Records from a data source ▸
===

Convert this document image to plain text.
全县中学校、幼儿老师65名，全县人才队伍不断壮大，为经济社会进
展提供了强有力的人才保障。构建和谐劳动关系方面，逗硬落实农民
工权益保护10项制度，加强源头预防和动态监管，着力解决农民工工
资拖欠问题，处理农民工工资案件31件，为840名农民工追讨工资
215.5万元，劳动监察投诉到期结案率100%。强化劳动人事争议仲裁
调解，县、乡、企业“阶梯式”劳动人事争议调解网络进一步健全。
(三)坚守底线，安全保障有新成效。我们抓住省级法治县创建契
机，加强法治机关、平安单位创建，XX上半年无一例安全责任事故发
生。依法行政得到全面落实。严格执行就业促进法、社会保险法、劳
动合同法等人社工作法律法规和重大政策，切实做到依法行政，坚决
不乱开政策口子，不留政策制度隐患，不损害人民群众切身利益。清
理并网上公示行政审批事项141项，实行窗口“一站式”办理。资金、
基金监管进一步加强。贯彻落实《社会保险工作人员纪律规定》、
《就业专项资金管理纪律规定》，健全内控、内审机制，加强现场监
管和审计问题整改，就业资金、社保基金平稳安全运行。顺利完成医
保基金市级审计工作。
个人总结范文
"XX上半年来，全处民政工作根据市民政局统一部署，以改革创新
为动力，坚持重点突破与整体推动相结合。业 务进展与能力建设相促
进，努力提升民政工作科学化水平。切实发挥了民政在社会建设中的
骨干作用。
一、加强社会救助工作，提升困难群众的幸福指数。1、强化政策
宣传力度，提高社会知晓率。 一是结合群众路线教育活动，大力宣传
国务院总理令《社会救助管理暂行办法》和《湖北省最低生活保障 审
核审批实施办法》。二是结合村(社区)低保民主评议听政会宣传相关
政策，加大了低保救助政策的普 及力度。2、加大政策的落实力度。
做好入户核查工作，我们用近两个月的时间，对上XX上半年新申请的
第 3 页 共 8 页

===

WHAT IS BEING ASKED ▸ Reproduce the data in full, exactly as presented.

COMPLETED EXERCISE ▸
Convert this document image to plain text.
全县中学校、幼儿老师65名，全县人才队伍不断壮大，为经济社会进
展提供了强有力的人才保障。构建和谐劳动关系方面，逗硬落实农民
工权益保护10项制度，加强源头预防和动态监管，着力解决农民工工
资拖欠问题，处理农民工工资案件31件，为840名农民工追讨工资
215.5万元，劳动监察投诉到期结案率100%。强化劳动人事争议仲裁
调解，县、乡、企业“阶梯式”劳动人事争议调解网络进一步健全。
(三)坚守底线，安全保障有新成效。我们抓住省级法治县创建契
机，加强法治机关、平安单位创建，XX上半年无一例安全责任事故发
生。依法行政得到全面落实。严格执行就业促进法、社会保险法、劳
动合同法等人社工作法律法规和重大政策，切实做到依法行政，坚决
不乱开政策口子，不留政策制度隐患，不损害人民群众切身利益。清
理并网上公示行政审批事项141项，实行窗口“一站式”办理。资金、
基金监管进一步加强。贯彻落实《社会保险工作人员纪律规定》、
《就业专项资金管理纪律规定》，健全内控、内审机制，加强现场监
管和审计问题整改，就业资金、社保基金平稳安全运行。顺利完成医
保基金市级审计工作。
个人总结范文
"XX上半年来，全处民政工作根据市民政局统一部署，以改革创新
为动力，坚持重点突破与整体推动相结合。业 务进展与能力建设相促
进，努力提升民政工作科学化水平。切实发挥了民政在社会建设中的
骨干作用。
一、加强社会救助工作，提升困难群众的幸福指数。1、强化政策
宣传力度，提高社会知晓率。 一是结合群众路线教育活动，大力宣传
国务院总理令《社会救助管理暂行办法》和《湖北省最低生活保障 审
核审批实施办法》。二是结合村(社区)低保民主评议听政会宣传相关
政策，加大了低保救助政策的普 及力度。2、加大政策的落实力度。
做好入户核查工作，我们用近两个月的时间，对上XX上半年新申请的
第 3 页 共 8 页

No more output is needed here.